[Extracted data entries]
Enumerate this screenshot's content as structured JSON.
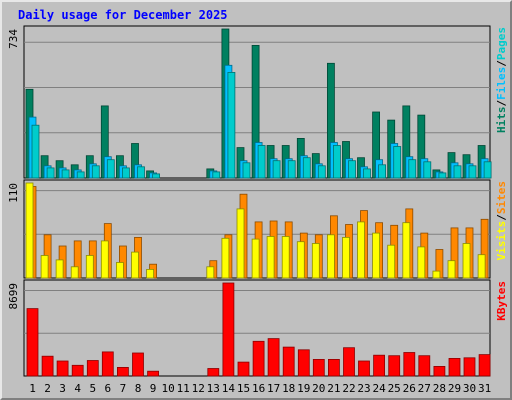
{
  "title": "Daily usage for December 2025",
  "colors": {
    "pages": "#00cccc",
    "files": "#00c0ff",
    "hits": "#008060",
    "sites": "#ffff00",
    "visits": "#ff8800",
    "kbytes": "#ff0000",
    "title": "#0000ff",
    "weekend": "#008040"
  },
  "chart_data": [
    {
      "type": "bar",
      "panel": "hits-files-pages",
      "ylabel_max": "734",
      "legend": [
        "Pages",
        "/",
        "Files",
        "/",
        "Hits"
      ],
      "ylim": [
        0,
        734
      ],
      "x": [
        "1",
        "2",
        "3",
        "4",
        "5",
        "6",
        "7",
        "8",
        "9",
        "10",
        "11",
        "12",
        "13",
        "14",
        "15",
        "16",
        "17",
        "18",
        "19",
        "20",
        "21",
        "22",
        "23",
        "24",
        "25",
        "26",
        "27",
        "28",
        "29",
        "30",
        "31"
      ],
      "series": [
        {
          "name": "Hits",
          "values": [
            437,
            110,
            85,
            65,
            110,
            355,
            110,
            170,
            35,
            0,
            0,
            0,
            45,
            734,
            150,
            653,
            160,
            160,
            195,
            120,
            565,
            180,
            100,
            325,
            285,
            355,
            310,
            40,
            125,
            115,
            160
          ]
        },
        {
          "name": "Files",
          "values": [
            300,
            60,
            50,
            40,
            70,
            105,
            60,
            65,
            25,
            0,
            0,
            0,
            35,
            555,
            85,
            175,
            95,
            95,
            110,
            70,
            175,
            95,
            55,
            90,
            170,
            105,
            95,
            30,
            75,
            70,
            95
          ]
        },
        {
          "name": "Pages",
          "values": [
            260,
            50,
            40,
            30,
            60,
            90,
            50,
            55,
            20,
            0,
            0,
            0,
            30,
            520,
            75,
            160,
            85,
            85,
            100,
            60,
            160,
            85,
            45,
            65,
            155,
            90,
            80,
            25,
            60,
            60,
            80
          ]
        }
      ]
    },
    {
      "type": "bar",
      "panel": "visits-sites",
      "ylabel_max": "110",
      "legend": [
        "Sites",
        "/",
        "Visits"
      ],
      "ylim": [
        0,
        110
      ],
      "x": [
        "1",
        "2",
        "3",
        "4",
        "5",
        "6",
        "7",
        "8",
        "9",
        "10",
        "11",
        "12",
        "13",
        "14",
        "15",
        "16",
        "17",
        "18",
        "19",
        "20",
        "21",
        "22",
        "23",
        "24",
        "25",
        "26",
        "27",
        "28",
        "29",
        "30",
        "31"
      ],
      "series": [
        {
          "name": "Visits",
          "values": [
            106,
            50,
            37,
            43,
            43,
            63,
            37,
            47,
            16,
            0,
            0,
            0,
            20,
            50,
            97,
            65,
            66,
            65,
            52,
            50,
            72,
            62,
            78,
            64,
            61,
            80,
            52,
            33,
            58,
            58,
            68
          ]
        },
        {
          "name": "Sites",
          "values": [
            110,
            26,
            21,
            13,
            26,
            43,
            18,
            30,
            10,
            0,
            0,
            0,
            13,
            46,
            80,
            45,
            48,
            48,
            42,
            40,
            50,
            47,
            65,
            52,
            38,
            64,
            36,
            8,
            20,
            40,
            27
          ]
        }
      ]
    },
    {
      "type": "bar",
      "panel": "kbytes",
      "ylabel_max": "8699",
      "legend": [
        "KBytes"
      ],
      "ylim": [
        0,
        8699
      ],
      "x": [
        "1",
        "2",
        "3",
        "4",
        "5",
        "6",
        "7",
        "8",
        "9",
        "10",
        "11",
        "12",
        "13",
        "14",
        "15",
        "16",
        "17",
        "18",
        "19",
        "20",
        "21",
        "22",
        "23",
        "24",
        "25",
        "26",
        "27",
        "28",
        "29",
        "30",
        "31"
      ],
      "series": [
        {
          "name": "KBytes",
          "values": [
            6300,
            1850,
            1400,
            1000,
            1450,
            2250,
            800,
            2150,
            450,
            0,
            0,
            0,
            700,
            8699,
            1300,
            3250,
            3500,
            2700,
            2450,
            1550,
            1550,
            2650,
            1400,
            1950,
            1900,
            2200,
            1900,
            900,
            1650,
            1700,
            2000
          ]
        }
      ]
    }
  ]
}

Your task
Pictures in the records must not appear in the copy; transcribe everything else precisely.

Result of this task
Enumerate this screenshot's content as structured JSON.
{
  "title": "Daily usage for December 2025",
  "colors": {
    "pages": "#00cccc",
    "files": "#00c0ff",
    "hits": "#008060",
    "sites": "#ffff00",
    "visits": "#ff8800",
    "kbytes": "#ff0000",
    "title": "#0000ff",
    "weekend": "#008040"
  },
  "chart_data": [
    {
      "type": "bar",
      "panel": "hits-files-pages",
      "ylabel_max": "734",
      "legend": [
        "Pages",
        "/",
        "Files",
        "/",
        "Hits"
      ],
      "ylim": [
        0,
        734
      ],
      "x": [
        "1",
        "2",
        "3",
        "4",
        "5",
        "6",
        "7",
        "8",
        "9",
        "10",
        "11",
        "12",
        "13",
        "14",
        "15",
        "16",
        "17",
        "18",
        "19",
        "20",
        "21",
        "22",
        "23",
        "24",
        "25",
        "26",
        "27",
        "28",
        "29",
        "30",
        "31"
      ],
      "series": [
        {
          "name": "Hits",
          "values": [
            437,
            110,
            85,
            65,
            110,
            355,
            110,
            170,
            35,
            0,
            0,
            0,
            45,
            734,
            150,
            653,
            160,
            160,
            195,
            120,
            565,
            180,
            100,
            325,
            285,
            355,
            310,
            40,
            125,
            115,
            160
          ]
        },
        {
          "name": "Files",
          "values": [
            300,
            60,
            50,
            40,
            70,
            105,
            60,
            65,
            25,
            0,
            0,
            0,
            35,
            555,
            85,
            175,
            95,
            95,
            110,
            70,
            175,
            95,
            55,
            90,
            170,
            105,
            95,
            30,
            75,
            70,
            95
          ]
        },
        {
          "name": "Pages",
          "values": [
            260,
            50,
            40,
            30,
            60,
            90,
            50,
            55,
            20,
            0,
            0,
            0,
            30,
            520,
            75,
            160,
            85,
            85,
            100,
            60,
            160,
            85,
            45,
            65,
            155,
            90,
            80,
            25,
            60,
            60,
            80
          ]
        }
      ]
    },
    {
      "type": "bar",
      "panel": "visits-sites",
      "ylabel_max": "110",
      "legend": [
        "Sites",
        "/",
        "Visits"
      ],
      "ylim": [
        0,
        110
      ],
      "x": [
        "1",
        "2",
        "3",
        "4",
        "5",
        "6",
        "7",
        "8",
        "9",
        "10",
        "11",
        "12",
        "13",
        "14",
        "15",
        "16",
        "17",
        "18",
        "19",
        "20",
        "21",
        "22",
        "23",
        "24",
        "25",
        "26",
        "27",
        "28",
        "29",
        "30",
        "31"
      ],
      "series": [
        {
          "name": "Visits",
          "values": [
            106,
            50,
            37,
            43,
            43,
            63,
            37,
            47,
            16,
            0,
            0,
            0,
            20,
            50,
            97,
            65,
            66,
            65,
            52,
            50,
            72,
            62,
            78,
            64,
            61,
            80,
            52,
            33,
            58,
            58,
            68
          ]
        },
        {
          "name": "Sites",
          "values": [
            110,
            26,
            21,
            13,
            26,
            43,
            18,
            30,
            10,
            0,
            0,
            0,
            13,
            46,
            80,
            45,
            48,
            48,
            42,
            40,
            50,
            47,
            65,
            52,
            38,
            64,
            36,
            8,
            20,
            40,
            27
          ]
        }
      ]
    },
    {
      "type": "bar",
      "panel": "kbytes",
      "ylabel_max": "8699",
      "legend": [
        "KBytes"
      ],
      "ylim": [
        0,
        8699
      ],
      "x": [
        "1",
        "2",
        "3",
        "4",
        "5",
        "6",
        "7",
        "8",
        "9",
        "10",
        "11",
        "12",
        "13",
        "14",
        "15",
        "16",
        "17",
        "18",
        "19",
        "20",
        "21",
        "22",
        "23",
        "24",
        "25",
        "26",
        "27",
        "28",
        "29",
        "30",
        "31"
      ],
      "series": [
        {
          "name": "KBytes",
          "values": [
            6300,
            1850,
            1400,
            1000,
            1450,
            2250,
            800,
            2150,
            450,
            0,
            0,
            0,
            700,
            8699,
            1300,
            3250,
            3500,
            2700,
            2450,
            1550,
            1550,
            2650,
            1400,
            1950,
            1900,
            2200,
            1900,
            900,
            1650,
            1700,
            2000
          ]
        }
      ]
    }
  ]
}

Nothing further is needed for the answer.